▶ [Written problem]
Images are excluded; otherwise, output every record exactly.

▶ [Records shown]
>>>

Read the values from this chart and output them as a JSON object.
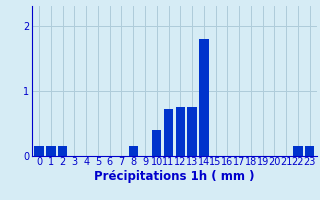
{
  "categories": [
    0,
    1,
    2,
    3,
    4,
    5,
    6,
    7,
    8,
    9,
    10,
    11,
    12,
    13,
    14,
    15,
    16,
    17,
    18,
    19,
    20,
    21,
    22,
    23
  ],
  "values": [
    0.15,
    0.15,
    0.15,
    0.0,
    0.0,
    0.0,
    0.0,
    0.0,
    0.15,
    0.0,
    0.4,
    0.72,
    0.75,
    0.75,
    1.8,
    0.0,
    0.0,
    0.0,
    0.0,
    0.0,
    0.0,
    0.0,
    0.15,
    0.15
  ],
  "bar_color": "#0033cc",
  "background_color": "#d6ecf5",
  "grid_color": "#aeccda",
  "axis_label_color": "#0000cc",
  "xlabel": "Précipitations 1h ( mm )",
  "ylim": [
    0,
    2.3
  ],
  "yticks": [
    0,
    1,
    2
  ],
  "xlabel_fontsize": 8.5,
  "tick_fontsize": 7,
  "bar_width": 0.8
}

<<<

▶ [Written solution]
Read the values from this chart and output them as a JSON object.
{
  "categories": [
    0,
    1,
    2,
    3,
    4,
    5,
    6,
    7,
    8,
    9,
    10,
    11,
    12,
    13,
    14,
    15,
    16,
    17,
    18,
    19,
    20,
    21,
    22,
    23
  ],
  "values": [
    0.15,
    0.15,
    0.15,
    0.0,
    0.0,
    0.0,
    0.0,
    0.0,
    0.15,
    0.0,
    0.4,
    0.72,
    0.75,
    0.75,
    1.8,
    0.0,
    0.0,
    0.0,
    0.0,
    0.0,
    0.0,
    0.0,
    0.15,
    0.15
  ],
  "bar_color": "#0033cc",
  "background_color": "#d6ecf5",
  "grid_color": "#aeccda",
  "axis_label_color": "#0000cc",
  "xlabel": "Précipitations 1h ( mm )",
  "ylim": [
    0,
    2.3
  ],
  "yticks": [
    0,
    1,
    2
  ],
  "xlabel_fontsize": 8.5,
  "tick_fontsize": 7,
  "bar_width": 0.8
}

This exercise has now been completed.